### Document extract
####################
Der Spiegel on the Al Kibar Strike (or Axis, Schmaxis, Part 10)

Der Spiegel has printed a very extensive story on the Syrian nuclear reactor at Al-Kibar, the Israeli air strike that destroyed it, and the aftermath. I haven’t had time to get through the whole thing, but one thing I can say is how much more soundly I sleep knowing that all that “axis of evil” nonsense is finally behind us:

According to information SPIEGEL has obtained from sources in Damascus, Assad has been considering taking a sensational political step. He is believed to have suggested to contacts in Pyongyang that he is considering the disclosure of his “national” nuclear program, but without divulging any details of cooperation with his North Korean and Iranian partners. Libyan revolutionary leader Moammar Gadhafi reaped considerable benefits from the international community after a similar “confession” about his country’s nuclear program.
####################
### Dataset content
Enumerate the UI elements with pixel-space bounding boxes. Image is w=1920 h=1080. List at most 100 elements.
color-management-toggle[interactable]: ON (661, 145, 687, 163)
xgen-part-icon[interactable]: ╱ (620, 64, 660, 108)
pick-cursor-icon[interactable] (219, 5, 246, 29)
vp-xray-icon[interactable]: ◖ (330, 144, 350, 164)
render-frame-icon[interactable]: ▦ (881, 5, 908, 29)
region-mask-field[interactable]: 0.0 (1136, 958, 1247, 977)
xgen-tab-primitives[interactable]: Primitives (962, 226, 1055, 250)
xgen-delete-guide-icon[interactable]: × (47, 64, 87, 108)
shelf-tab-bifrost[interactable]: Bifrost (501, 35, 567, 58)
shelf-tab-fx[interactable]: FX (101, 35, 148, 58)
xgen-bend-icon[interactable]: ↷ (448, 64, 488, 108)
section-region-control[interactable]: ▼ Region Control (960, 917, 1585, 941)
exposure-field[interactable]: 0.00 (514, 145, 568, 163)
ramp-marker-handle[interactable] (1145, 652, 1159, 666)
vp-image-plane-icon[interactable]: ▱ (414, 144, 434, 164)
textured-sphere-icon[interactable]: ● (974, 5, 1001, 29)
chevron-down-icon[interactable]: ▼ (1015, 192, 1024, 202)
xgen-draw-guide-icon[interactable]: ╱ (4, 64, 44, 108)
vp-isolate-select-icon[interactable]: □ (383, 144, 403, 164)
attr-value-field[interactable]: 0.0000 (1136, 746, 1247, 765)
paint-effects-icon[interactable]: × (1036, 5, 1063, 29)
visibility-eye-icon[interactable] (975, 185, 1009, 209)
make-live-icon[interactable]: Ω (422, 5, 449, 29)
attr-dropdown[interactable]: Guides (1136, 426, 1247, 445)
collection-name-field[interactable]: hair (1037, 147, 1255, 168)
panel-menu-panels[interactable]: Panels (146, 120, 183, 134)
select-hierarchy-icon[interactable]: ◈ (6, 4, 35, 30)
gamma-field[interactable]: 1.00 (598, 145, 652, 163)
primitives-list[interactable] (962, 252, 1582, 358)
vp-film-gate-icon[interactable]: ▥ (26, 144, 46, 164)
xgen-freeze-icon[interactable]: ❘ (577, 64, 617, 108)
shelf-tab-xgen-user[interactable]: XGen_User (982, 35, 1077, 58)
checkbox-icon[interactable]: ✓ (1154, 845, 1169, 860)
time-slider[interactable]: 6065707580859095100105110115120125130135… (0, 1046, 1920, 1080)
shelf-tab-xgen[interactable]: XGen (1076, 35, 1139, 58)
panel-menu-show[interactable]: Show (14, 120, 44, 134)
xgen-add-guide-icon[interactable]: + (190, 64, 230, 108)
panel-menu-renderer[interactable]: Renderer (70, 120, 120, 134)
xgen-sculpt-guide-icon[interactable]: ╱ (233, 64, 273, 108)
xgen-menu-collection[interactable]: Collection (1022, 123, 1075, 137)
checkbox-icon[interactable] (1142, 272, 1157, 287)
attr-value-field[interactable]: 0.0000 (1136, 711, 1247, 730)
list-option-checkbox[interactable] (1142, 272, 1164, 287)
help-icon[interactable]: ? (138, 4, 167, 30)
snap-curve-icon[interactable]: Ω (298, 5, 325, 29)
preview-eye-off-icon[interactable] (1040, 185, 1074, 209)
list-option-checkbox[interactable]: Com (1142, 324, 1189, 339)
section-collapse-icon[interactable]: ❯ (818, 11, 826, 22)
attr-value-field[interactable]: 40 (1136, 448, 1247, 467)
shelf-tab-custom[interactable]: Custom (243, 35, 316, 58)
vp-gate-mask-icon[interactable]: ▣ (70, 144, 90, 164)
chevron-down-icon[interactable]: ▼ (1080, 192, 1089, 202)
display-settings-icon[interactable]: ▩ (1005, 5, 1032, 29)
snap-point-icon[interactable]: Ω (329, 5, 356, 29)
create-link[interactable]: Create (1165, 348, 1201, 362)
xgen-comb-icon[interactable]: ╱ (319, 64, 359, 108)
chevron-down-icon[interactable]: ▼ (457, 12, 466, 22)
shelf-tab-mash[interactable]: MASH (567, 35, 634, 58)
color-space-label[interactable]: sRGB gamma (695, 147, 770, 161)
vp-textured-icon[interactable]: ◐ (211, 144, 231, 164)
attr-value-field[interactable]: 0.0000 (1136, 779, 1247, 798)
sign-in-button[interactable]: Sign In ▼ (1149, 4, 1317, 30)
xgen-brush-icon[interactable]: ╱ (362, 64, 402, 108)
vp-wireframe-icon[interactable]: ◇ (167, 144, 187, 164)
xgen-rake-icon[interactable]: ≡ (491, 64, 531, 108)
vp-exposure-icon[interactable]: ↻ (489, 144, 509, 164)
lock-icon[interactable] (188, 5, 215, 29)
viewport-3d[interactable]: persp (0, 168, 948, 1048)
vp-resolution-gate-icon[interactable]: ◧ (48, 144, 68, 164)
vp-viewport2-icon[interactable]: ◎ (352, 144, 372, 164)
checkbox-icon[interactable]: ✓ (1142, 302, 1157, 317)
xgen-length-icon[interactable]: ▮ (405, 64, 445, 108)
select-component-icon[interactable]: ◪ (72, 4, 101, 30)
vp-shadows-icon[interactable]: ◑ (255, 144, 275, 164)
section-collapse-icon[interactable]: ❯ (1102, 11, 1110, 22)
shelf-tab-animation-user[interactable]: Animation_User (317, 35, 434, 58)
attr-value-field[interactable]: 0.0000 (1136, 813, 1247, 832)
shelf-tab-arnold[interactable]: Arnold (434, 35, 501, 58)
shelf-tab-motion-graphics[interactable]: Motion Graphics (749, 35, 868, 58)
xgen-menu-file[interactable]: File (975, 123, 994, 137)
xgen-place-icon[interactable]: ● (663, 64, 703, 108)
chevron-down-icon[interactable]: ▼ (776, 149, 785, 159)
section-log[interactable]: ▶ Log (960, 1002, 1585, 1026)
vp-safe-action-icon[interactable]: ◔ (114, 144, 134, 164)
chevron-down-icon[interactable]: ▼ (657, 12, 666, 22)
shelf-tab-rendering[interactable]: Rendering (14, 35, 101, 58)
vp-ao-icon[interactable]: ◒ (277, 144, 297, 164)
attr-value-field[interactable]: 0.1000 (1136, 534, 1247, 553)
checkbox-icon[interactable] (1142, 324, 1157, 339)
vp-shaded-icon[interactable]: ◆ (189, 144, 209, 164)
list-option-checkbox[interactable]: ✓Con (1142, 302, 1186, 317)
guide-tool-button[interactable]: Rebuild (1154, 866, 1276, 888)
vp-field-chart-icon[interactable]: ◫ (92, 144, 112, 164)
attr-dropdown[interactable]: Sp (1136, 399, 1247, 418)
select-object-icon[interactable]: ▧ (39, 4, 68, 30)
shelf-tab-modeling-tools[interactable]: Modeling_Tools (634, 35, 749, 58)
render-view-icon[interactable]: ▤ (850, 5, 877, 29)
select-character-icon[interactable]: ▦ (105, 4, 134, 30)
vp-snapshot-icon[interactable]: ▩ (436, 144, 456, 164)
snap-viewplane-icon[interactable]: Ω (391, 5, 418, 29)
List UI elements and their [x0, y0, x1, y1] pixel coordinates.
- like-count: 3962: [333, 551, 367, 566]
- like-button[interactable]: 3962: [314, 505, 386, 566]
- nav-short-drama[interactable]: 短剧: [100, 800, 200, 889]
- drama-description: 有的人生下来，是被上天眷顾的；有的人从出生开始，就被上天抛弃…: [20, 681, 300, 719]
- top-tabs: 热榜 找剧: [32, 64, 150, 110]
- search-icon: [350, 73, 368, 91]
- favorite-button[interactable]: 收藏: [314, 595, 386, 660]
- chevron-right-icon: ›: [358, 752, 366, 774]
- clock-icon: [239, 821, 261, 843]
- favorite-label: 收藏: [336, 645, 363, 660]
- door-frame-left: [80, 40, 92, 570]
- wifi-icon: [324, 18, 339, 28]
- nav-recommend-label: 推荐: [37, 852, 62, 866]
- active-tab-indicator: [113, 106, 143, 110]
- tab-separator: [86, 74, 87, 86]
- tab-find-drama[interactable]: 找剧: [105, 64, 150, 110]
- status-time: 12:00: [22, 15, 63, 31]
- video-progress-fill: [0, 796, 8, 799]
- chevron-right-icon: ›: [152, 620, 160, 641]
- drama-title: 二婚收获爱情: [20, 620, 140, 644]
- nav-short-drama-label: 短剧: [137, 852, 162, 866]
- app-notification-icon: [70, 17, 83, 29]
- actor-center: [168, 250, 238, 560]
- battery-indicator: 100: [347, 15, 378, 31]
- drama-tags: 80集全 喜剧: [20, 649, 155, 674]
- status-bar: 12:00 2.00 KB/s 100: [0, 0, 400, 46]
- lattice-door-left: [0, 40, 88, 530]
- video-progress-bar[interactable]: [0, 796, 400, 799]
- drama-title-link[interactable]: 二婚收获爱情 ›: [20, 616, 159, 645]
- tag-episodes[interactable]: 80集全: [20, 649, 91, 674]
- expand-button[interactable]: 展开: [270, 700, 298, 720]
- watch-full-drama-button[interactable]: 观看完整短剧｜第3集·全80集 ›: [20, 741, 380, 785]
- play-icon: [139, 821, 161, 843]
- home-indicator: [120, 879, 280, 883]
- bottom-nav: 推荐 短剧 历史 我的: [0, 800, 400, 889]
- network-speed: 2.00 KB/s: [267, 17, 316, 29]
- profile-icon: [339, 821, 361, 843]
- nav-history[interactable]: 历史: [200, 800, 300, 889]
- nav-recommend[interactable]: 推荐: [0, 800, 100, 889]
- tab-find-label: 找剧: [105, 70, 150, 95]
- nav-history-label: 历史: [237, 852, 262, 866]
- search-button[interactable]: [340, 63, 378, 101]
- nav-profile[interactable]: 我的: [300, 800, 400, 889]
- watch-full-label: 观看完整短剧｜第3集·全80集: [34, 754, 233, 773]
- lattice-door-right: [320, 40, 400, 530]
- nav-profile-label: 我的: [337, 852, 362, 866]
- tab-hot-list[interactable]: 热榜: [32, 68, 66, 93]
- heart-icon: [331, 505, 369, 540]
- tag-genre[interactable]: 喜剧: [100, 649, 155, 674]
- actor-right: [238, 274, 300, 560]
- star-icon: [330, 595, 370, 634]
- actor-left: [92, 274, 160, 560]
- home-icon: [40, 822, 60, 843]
####################
### Work instructions
Reproduce word for word the passage of the post on the Al Kibar strike between "Der Spiegel has" and "country’s nuclear program.", inclusive. The records have no connection to the post about the Al Kibar strike.

### Solution to this exercise
Der Spiegel has printed a very extensive story on the Syrian nuclear reactor at Al-Kibar, the Israeli air strike that destroyed it, and the aftermath. I haven’t had time to get through the whole thing, but one thing I can say is how much more soundly I sleep knowing that all that “axis of evil” nonsense is finally behind us:

According to information SPIEGEL has obtained from sources in Damascus, Assad has been considering taking a sensational political step. He is believed to have suggested to contacts in Pyongyang that he is considering the disclosure of his “national” nuclear program, but without divulging any details of cooperation with his North Korean and Iranian partners. Libyan revolutionary leader Moammar Gadhafi reaped considerable benefits from the international community after a similar “confession” about his country’s nuclear program.